══ Page extract

Note: Central administrative or overhead costs for organizational staff are not eligible expenditures and are not to be included in the breakdown of project internship costs.

Obligations of Organizations Receiving Science Horizons Funding

  • Recruit and hire interns who can meet both the project requirements and the intern obligations shown in the Potential Interns section of this website. Recruitment can be either from the organization’s own sources or from résumés submitted to the Science Horizons National Coordination Office. These can be provided at the request of the organization.
  • Negotiate the salary; pay the wages and any other approved costs subject to the contribution agreement with Environment Canada.
  • Match the intern with a mentor (experienced scientist or program manager in either the private or public sectors).
  • Obtain a signed Letter of Understanding between the organization and the intern (template provided by Environment Canada).
  • Obtain the consent of the intern to participate in the project’s evaluation and assessment (templates provided by Environment Canada).
  • Achieve project internship objectives identified in the contribution agreement between Environment Canada and the organization and comply with the financial and other non-financial requirements of the project as outlined in the contribution agreement.

════
══ Material

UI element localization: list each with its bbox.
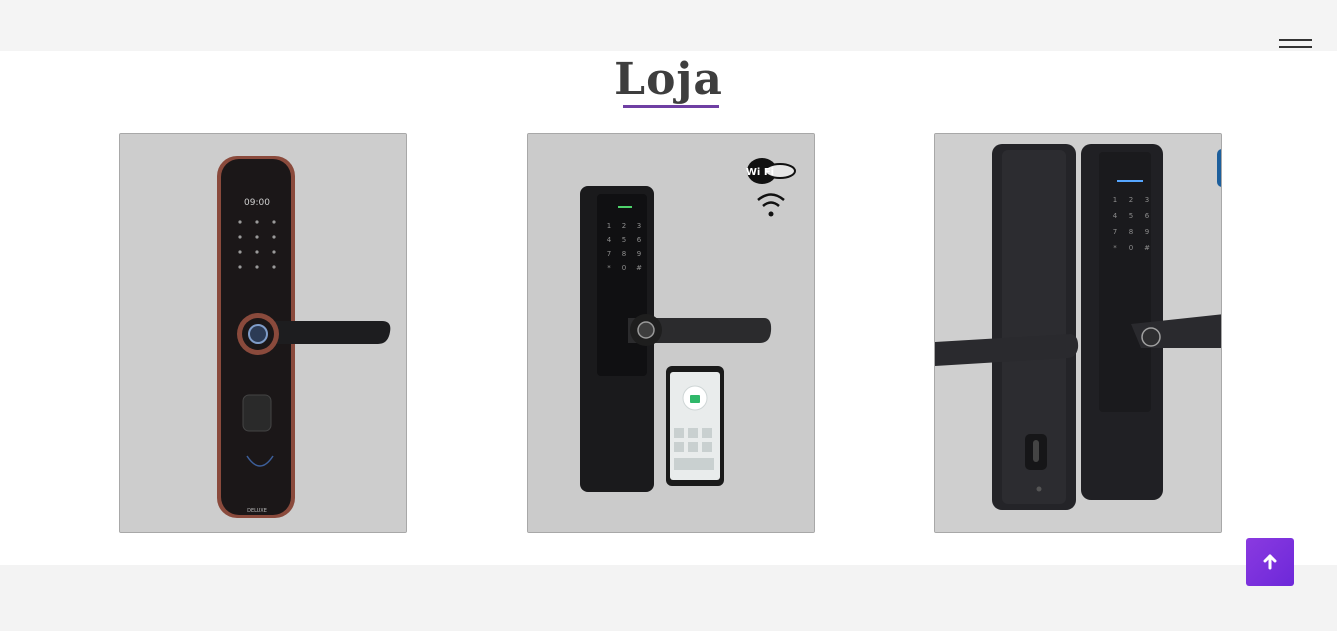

════

▶ _Problems to solve_
A – Echo the Science Horizons excerpt word for word, starting at "Note: Central administrative" and ending at "of the organization.".
B – According to the Science Horizons excerpt, who provides the template for the Letter of Understanding between the organization and the intern?
C – In the Science Horizons excerpt, condense the item beginning "Recruit and hire interns" into a shorter form that keeps its main facts.
The data are separate material from the Science Horizons excerpt.

▶ _Solutions to the problems_
A –
Note: Central administrative or overhead costs for organizational staff are not eligible expenditures and are not to be included in the breakdown of project internship costs.

Obligations of Organizations Receiving Science Horizons Funding

  • Recruit and hire interns who can meet both the project requirements and the intern obligations shown in the Potential Interns section of this website. Recruitment can be either from the organization’s own sources or from résumés submitted to the Science Horizons National Coordination Office. These can be provided at the request of the organization.

B – Environment Canada

C – Organizations recruit and hire interns who meet both the project requirements and the intern obligations in the Potential Interns section of the website. They may find candidates through their own sources or request résumés submitted to the Science Horizons National Coordination Office.